#### DATA FOR PROCESSING
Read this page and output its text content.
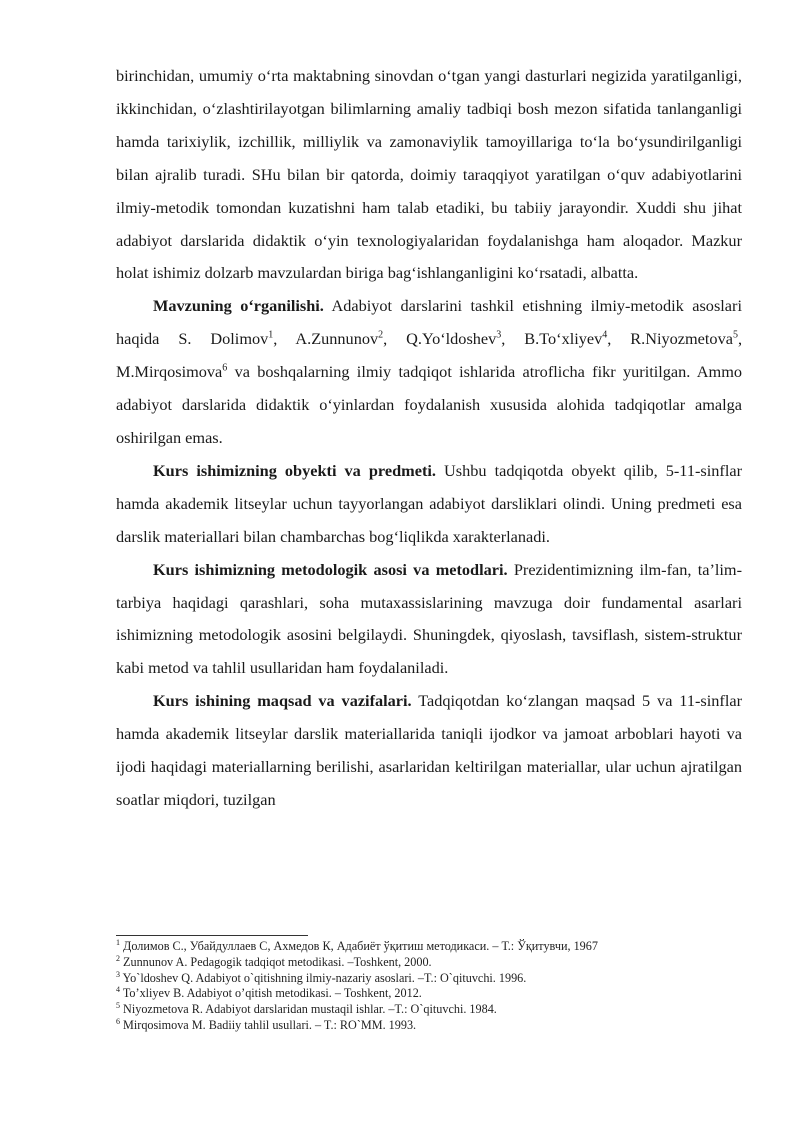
birinchidan, umumiy o‘rta maktabning sinovdan o‘tgan yangi dasturlari negizida yaratilganligi, ikkinchidan, o‘zlashtirilayotgan bilimlarning amaliy tadbiqi bosh mezon sifatida tanlanganligi hamda tarixiylik, izchillik, milliylik va zamonaviylik tamoyillariga to‘la bo‘ysundirilganligi bilan ajralib turadi. SHu bilan bir qatorda, doimiy taraqqiyot yaratilgan o‘quv adabiyotlarini ilmiy-metodik tomondan kuzatishni ham talab etadiki, bu tabiiy jarayondir. Xuddi shu jihat adabiyot darslarida didaktik o‘yin texnologiyalaridan foydalanishga ham aloqador. Mazkur holat ishimiz dolzarb mavzulardan biriga bag‘ishlanganligini ko‘rsatadi, albatta.

Mavzuning o‘rganilishi. Adabiyot darslarini tashkil etishning ilmiy-metodik asoslari haqida S. Dolimov$^1$, A.Zunnunov$^2$, Q.Yo‘ldoshev$^3$, B.To‘xliyev$^4$, R.Niyozmetova$^5$, M.Mirqosimova$^6$ va boshqalarning ilmiy tadqiqot ishlarida atroflicha fikr yuritilgan. Ammo adabiyot darslarida didaktik o‘yinlardan foydalanish xususida alohida tadqiqotlar amalga oshirilgan emas.

Kurs ishimizning obyekti va predmeti. Ushbu tadqiqotda obyekt qilib, 5-11-sinflar hamda akademik litseylar uchun tayyorlangan adabiyot darsliklari olindi. Uning predmeti esa darslik materiallari bilan chambarchas bog‘liqlikda xarakterlanadi.

Kurs ishimizning metodologik asosi va metodlari. Prezidentimizning ilm-fan, ta’lim-tarbiya haqidagi qarashlari, soha mutaxassislarining mavzuga doir fundamental asarlari ishimizning metodologik asosini belgilaydi. Shuningdek, qiyoslash, tavsiflash, sistem-struktur kabi metod va tahlil usullaridan ham foydalaniladi.

Kurs ishining maqsad va vazifalari. Tadqiqotdan ko‘zlangan maqsad 5 va 11-sinflar hamda akademik litseylar darslik materiallarida taniqli ijodkor va jamoat arboblari hayoti va ijodi haqidagi materiallarning berilishi, asarlaridan keltirilgan materiallar, ular uchun ajratilgan soatlar miqdori, tuzilgan

$^1$ Долимов С., Убайдуллаев С, Ахмедов К, Адабиёт ўқитиш методикаси. – Т.: Ўқитувчи, 1967
$^2$ Zunnunov A. Pedagogik tadqiqot metodikasi. –Toshkent, 2000.
$^3$ Yo`ldoshev Q. Adabiyot o`qitishning ilmiy-nazariy asoslari. –T.: O`qituvchi. 1996.
$^4$ To’xliyev B. Adabiyot o’qitish metodikasi. – Toshkent, 2012.
$^5$ Niyozmetova R. Adabiyot darslaridan mustaqil ishlar. –T.: O`qituvchi. 1984.
$^6$ Mirqosimova M. Badiiy tahlil usullari. – T.: RO`MM. 1993.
########
— WHAT TO DO —
Copy every entry exactly as written. Pictures are excluded.

— WRITTEN RESPONSE —
Read this page and output its text content.
birinchidan, umumiy o‘rta maktabning sinovdan o‘tgan yangi dasturlari negizida yaratilganligi, ikkinchidan, o‘zlashtirilayotgan bilimlarning amaliy tadbiqi bosh mezon sifatida tanlanganligi hamda tarixiylik, izchillik, milliylik va zamonaviylik tamoyillariga to‘la bo‘ysundirilganligi bilan ajralib turadi. SHu bilan bir qatorda, doimiy taraqqiyot yaratilgan o‘quv adabiyotlarini ilmiy-metodik tomondan kuzatishni ham talab etadiki, bu tabiiy jarayondir. Xuddi shu jihat adabiyot darslarida didaktik o‘yin texnologiyalaridan foydalanishga ham aloqador. Mazkur holat ishimiz dolzarb mavzulardan biriga bag‘ishlanganligini ko‘rsatadi, albatta.

Mavzuning o‘rganilishi. Adabiyot darslarini tashkil etishning ilmiy-metodik asoslari haqida S. Dolimov$^1$, A.Zunnunov$^2$, Q.Yo‘ldoshev$^3$, B.To‘xliyev$^4$, R.Niyozmetova$^5$, M.Mirqosimova$^6$ va boshqalarning ilmiy tadqiqot ishlarida atroflicha fikr yuritilgan. Ammo adabiyot darslarida didaktik o‘yinlardan foydalanish xususida alohida tadqiqotlar amalga oshirilgan emas.

Kurs ishimizning obyekti va predmeti. Ushbu tadqiqotda obyekt qilib, 5-11-sinflar hamda akademik litseylar uchun tayyorlangan adabiyot darsliklari olindi. Uning predmeti esa darslik materiallari bilan chambarchas bog‘liqlikda xarakterlanadi.

Kurs ishimizning metodologik asosi va metodlari. Prezidentimizning ilm-fan, ta’lim-tarbiya haqidagi qarashlari, soha mutaxassislarining mavzuga doir fundamental asarlari ishimizning metodologik asosini belgilaydi. Shuningdek, qiyoslash, tavsiflash, sistem-struktur kabi metod va tahlil usullaridan ham foydalaniladi.

Kurs ishining maqsad va vazifalari. Tadqiqotdan ko‘zlangan maqsad 5 va 11-sinflar hamda akademik litseylar darslik materiallarida taniqli ijodkor va jamoat arboblari hayoti va ijodi haqidagi materiallarning berilishi, asarlaridan keltirilgan materiallar, ular uchun ajratilgan soatlar miqdori, tuzilgan

$^1$ Долимов С., Убайдуллаев С, Ахмедов К, Адабиёт ўқитиш методикаси. – Т.: Ўқитувчи, 1967
$^2$ Zunnunov A. Pedagogik tadqiqot metodikasi. –Toshkent, 2000.
$^3$ Yo`ldoshev Q. Adabiyot o`qitishning ilmiy-nazariy asoslari. –T.: O`qituvchi. 1996.
$^4$ To’xliyev B. Adabiyot o’qitish metodikasi. – Toshkent, 2012.
$^5$ Niyozmetova R. Adabiyot darslaridan mustaqil ishlar. –T.: O`qituvchi. 1984.
$^6$ Mirqosimova M. Badiiy tahlil usullari. – T.: RO`MM. 1993.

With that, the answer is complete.